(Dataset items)
[start]

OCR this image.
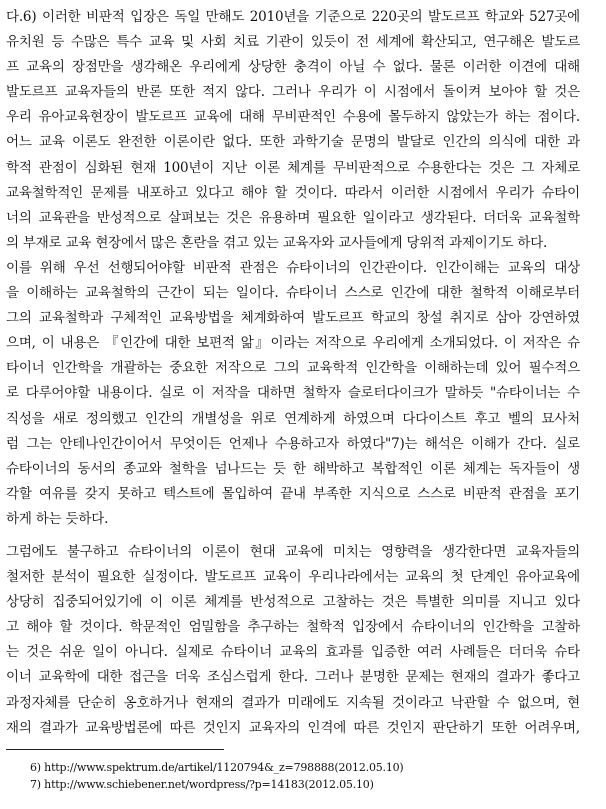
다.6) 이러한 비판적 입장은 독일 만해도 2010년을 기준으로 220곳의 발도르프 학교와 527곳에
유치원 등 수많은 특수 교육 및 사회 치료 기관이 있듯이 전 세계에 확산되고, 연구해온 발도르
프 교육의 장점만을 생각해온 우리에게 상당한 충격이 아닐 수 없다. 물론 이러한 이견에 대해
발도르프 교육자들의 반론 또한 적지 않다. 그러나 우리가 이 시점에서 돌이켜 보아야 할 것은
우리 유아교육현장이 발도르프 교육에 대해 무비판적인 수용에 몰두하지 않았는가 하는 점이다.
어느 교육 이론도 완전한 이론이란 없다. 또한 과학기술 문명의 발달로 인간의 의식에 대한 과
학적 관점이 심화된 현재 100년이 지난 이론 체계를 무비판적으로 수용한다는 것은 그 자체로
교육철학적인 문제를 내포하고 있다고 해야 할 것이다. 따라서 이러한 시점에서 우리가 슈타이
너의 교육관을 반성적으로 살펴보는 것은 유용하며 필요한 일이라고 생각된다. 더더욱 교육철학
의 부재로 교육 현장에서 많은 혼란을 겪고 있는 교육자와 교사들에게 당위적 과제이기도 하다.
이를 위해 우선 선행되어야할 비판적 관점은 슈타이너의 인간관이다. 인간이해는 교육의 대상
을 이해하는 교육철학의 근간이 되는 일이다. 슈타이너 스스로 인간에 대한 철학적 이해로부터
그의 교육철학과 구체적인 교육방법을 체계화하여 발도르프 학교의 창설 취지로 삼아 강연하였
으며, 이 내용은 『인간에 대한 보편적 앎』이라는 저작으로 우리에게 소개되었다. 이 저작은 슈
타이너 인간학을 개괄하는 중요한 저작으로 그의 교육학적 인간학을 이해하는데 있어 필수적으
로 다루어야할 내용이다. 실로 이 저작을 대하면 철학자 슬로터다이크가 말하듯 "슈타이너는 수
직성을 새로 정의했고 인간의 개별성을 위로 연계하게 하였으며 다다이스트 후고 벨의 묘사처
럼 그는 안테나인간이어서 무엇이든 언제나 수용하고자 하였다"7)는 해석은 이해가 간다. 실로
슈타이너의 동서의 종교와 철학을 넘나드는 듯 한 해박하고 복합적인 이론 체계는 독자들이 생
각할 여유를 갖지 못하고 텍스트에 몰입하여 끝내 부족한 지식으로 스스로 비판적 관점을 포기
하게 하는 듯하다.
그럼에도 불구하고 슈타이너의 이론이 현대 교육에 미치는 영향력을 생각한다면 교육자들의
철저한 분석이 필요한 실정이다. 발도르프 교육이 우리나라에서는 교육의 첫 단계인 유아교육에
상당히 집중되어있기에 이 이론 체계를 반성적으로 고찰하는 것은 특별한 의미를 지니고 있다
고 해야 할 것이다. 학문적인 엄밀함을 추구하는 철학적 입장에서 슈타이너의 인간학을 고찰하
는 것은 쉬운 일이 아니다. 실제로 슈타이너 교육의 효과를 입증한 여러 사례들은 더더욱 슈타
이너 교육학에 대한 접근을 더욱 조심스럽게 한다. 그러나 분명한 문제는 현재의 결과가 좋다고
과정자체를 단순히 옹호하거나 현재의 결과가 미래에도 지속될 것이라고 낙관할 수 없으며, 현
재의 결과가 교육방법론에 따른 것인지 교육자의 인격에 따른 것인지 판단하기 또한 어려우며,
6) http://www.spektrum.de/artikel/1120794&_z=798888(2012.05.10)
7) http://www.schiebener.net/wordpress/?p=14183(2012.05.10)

[end]
[start]

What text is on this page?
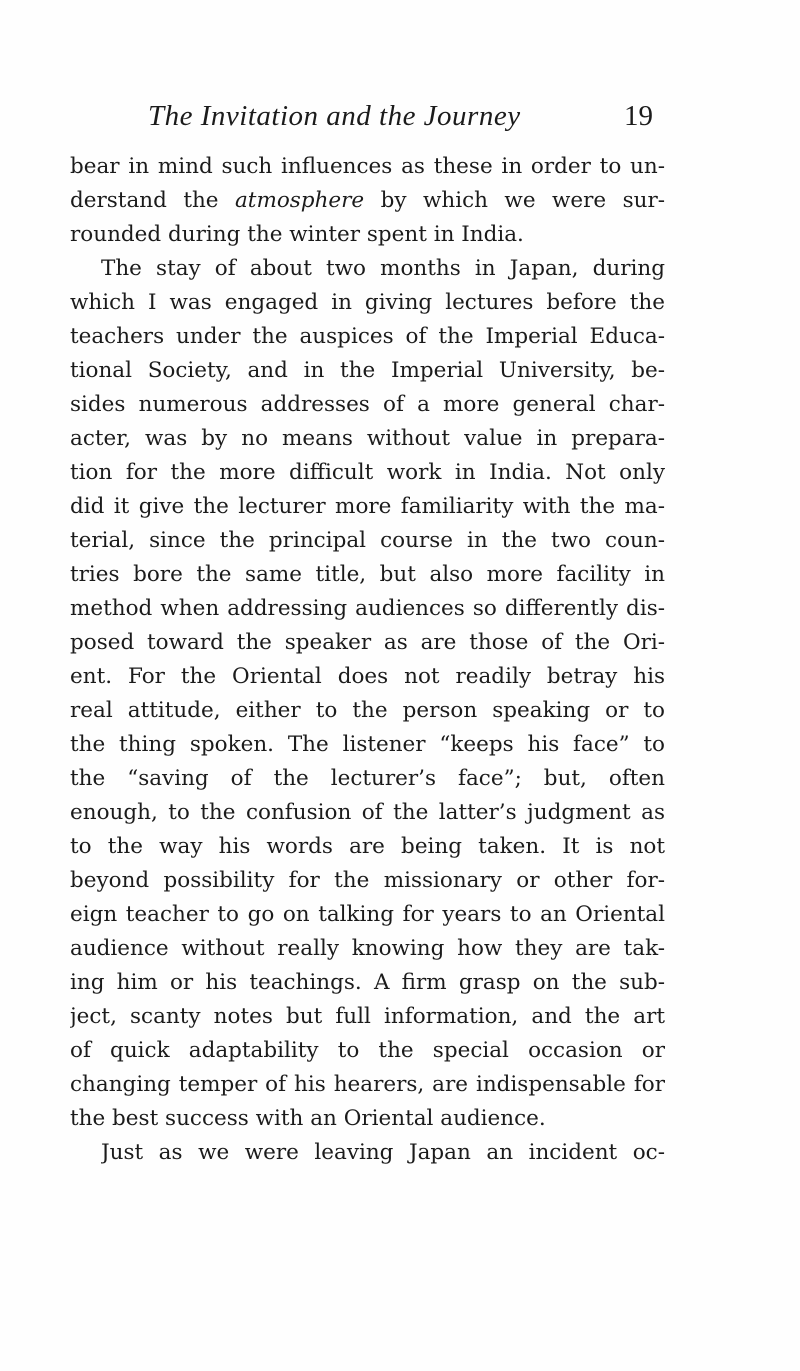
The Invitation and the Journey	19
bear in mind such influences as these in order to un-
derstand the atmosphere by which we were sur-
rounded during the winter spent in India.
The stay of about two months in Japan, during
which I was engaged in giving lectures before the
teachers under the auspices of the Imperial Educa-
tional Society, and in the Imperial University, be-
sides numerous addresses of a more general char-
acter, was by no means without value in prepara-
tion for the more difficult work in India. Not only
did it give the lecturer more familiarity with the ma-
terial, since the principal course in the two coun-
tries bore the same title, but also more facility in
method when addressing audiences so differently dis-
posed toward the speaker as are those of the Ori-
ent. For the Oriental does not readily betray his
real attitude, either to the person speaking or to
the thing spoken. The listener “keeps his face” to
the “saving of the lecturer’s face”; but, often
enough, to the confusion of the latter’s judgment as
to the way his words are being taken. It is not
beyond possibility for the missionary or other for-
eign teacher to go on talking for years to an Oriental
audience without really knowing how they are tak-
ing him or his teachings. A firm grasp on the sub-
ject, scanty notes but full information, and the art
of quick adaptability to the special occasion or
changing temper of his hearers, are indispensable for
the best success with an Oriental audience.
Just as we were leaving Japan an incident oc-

[end]

# Your task:
Looking at the entries above, how many lines contain the word "Japan"? Answer with the number alone.

# Written solution:
2